Saved entries
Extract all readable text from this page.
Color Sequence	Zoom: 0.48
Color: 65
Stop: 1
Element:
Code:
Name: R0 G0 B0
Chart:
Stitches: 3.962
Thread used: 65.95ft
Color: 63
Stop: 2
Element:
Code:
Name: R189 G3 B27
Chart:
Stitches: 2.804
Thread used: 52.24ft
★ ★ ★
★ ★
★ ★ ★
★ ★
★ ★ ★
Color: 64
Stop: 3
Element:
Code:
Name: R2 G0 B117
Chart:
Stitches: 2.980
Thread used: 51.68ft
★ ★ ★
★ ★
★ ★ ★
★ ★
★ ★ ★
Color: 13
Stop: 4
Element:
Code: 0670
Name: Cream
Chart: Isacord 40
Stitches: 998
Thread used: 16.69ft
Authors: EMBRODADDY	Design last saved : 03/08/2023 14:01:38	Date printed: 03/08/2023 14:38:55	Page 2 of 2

## Objective
All of the data needs to be reproduced exactly, with no line missing.

## Exercise output
Extract all readable text from this page.
Color Sequence	Zoom: 0.48
Color: 65
Stop: 1
Element:
Code:
Name: R0 G0 B0
Chart:
Stitches: 3.962
Thread used: 65.95ft
Color: 63
Stop: 2
Element:
Code:
Name: R189 G3 B27
Chart:
Stitches: 2.804
Thread used: 52.24ft
★ ★ ★
★ ★
★ ★ ★
★ ★
★ ★ ★
Color: 64
Stop: 3
Element:
Code:
Name: R2 G0 B117
Chart:
Stitches: 2.980
Thread used: 51.68ft
★ ★ ★
★ ★
★ ★ ★
★ ★
★ ★ ★
Color: 13
Stop: 4
Element:
Code: 0670
Name: Cream
Chart: Isacord 40
Stitches: 998
Thread used: 16.69ft
Authors: EMBRODADDY	Design last saved : 03/08/2023 14:01:38	Date printed: 03/08/2023 14:38:55	Page 2 of 2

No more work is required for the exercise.